— Collected data entries —
_ _ _ _
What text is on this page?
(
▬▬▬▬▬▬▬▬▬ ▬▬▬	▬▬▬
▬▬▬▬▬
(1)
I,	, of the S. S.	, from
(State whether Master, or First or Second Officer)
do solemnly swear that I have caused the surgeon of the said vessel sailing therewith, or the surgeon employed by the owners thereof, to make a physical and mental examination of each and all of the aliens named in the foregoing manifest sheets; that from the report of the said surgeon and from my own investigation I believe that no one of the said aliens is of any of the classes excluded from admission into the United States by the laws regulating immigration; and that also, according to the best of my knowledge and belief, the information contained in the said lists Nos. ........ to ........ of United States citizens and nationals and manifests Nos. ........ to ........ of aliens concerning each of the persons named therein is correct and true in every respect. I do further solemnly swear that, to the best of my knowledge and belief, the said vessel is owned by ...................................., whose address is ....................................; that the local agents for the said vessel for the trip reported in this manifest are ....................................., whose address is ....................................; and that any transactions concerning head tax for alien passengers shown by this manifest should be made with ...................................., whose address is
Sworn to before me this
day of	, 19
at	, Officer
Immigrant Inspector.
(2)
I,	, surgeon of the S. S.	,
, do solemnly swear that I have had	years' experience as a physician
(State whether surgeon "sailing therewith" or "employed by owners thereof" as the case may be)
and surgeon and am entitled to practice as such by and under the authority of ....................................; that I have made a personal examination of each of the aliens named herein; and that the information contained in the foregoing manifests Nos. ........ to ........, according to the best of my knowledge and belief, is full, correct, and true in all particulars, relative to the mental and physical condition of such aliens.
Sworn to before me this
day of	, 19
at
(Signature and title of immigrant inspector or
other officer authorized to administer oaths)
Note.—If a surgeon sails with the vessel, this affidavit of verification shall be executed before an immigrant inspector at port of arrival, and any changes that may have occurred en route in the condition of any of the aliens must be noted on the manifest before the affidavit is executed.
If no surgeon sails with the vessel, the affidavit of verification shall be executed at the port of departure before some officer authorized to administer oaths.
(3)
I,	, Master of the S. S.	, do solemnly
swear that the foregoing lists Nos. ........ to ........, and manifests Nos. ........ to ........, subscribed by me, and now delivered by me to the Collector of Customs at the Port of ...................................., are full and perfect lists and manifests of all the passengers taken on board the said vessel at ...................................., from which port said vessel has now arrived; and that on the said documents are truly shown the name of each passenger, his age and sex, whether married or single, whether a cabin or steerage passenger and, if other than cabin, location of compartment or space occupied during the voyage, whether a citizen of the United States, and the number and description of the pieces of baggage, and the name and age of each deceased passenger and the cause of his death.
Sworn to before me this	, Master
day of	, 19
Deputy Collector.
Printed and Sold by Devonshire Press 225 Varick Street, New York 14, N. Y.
_ _ _ _
— What you should do —
Every line above should be retyped exactly as given.

— Task output —
What text is on this page?
(
▬▬▬▬▬▬▬▬▬ ▬▬▬	▬▬▬
▬▬▬▬▬
(1)
I,	, of the S. S.	, from
(State whether Master, or First or Second Officer)
do solemnly swear that I have caused the surgeon of the said vessel sailing therewith, or the surgeon employed by the owners thereof, to make a physical and mental examination of each and all of the aliens named in the foregoing manifest sheets; that from the report of the said surgeon and from my own investigation I believe that no one of the said aliens is of any of the classes excluded from admission into the United States by the laws regulating immigration; and that also, according to the best of my knowledge and belief, the information contained in the said lists Nos. ........ to ........ of United States citizens and nationals and manifests Nos. ........ to ........ of aliens concerning each of the persons named therein is correct and true in every respect. I do further solemnly swear that, to the best of my knowledge and belief, the said vessel is owned by ...................................., whose address is ....................................; that the local agents for the said vessel for the trip reported in this manifest are ....................................., whose address is ....................................; and that any transactions concerning head tax for alien passengers shown by this manifest should be made with ...................................., whose address is
Sworn to before me this
day of	, 19
at	, Officer
Immigrant Inspector.
(2)
I,	, surgeon of the S. S.	,
, do solemnly swear that I have had	years' experience as a physician
(State whether surgeon "sailing therewith" or "employed by owners thereof" as the case may be)
and surgeon and am entitled to practice as such by and under the authority of ....................................; that I have made a personal examination of each of the aliens named herein; and that the information contained in the foregoing manifests Nos. ........ to ........, according to the best of my knowledge and belief, is full, correct, and true in all particulars, relative to the mental and physical condition of such aliens.
Sworn to before me this
day of	, 19
at
(Signature and title of immigrant inspector or
other officer authorized to administer oaths)
Note.—If a surgeon sails with the vessel, this affidavit of verification shall be executed before an immigrant inspector at port of arrival, and any changes that may have occurred en route in the condition of any of the aliens must be noted on the manifest before the affidavit is executed.
If no surgeon sails with the vessel, the affidavit of verification shall be executed at the port of departure before some officer authorized to administer oaths.
(3)
I,	, Master of the S. S.	, do solemnly
swear that the foregoing lists Nos. ........ to ........, and manifests Nos. ........ to ........, subscribed by me, and now delivered by me to the Collector of Customs at the Port of ...................................., are full and perfect lists and manifests of all the passengers taken on board the said vessel at ...................................., from which port said vessel has now arrived; and that on the said documents are truly shown the name of each passenger, his age and sex, whether married or single, whether a cabin or steerage passenger and, if other than cabin, location of compartment or space occupied during the voyage, whether a citizen of the United States, and the number and description of the pieces of baggage, and the name and age of each deceased passenger and the cause of his death.
Sworn to before me this	, Master
day of	, 19
Deputy Collector.
Printed and Sold by Devonshire Press 225 Varick Street, New York 14, N. Y.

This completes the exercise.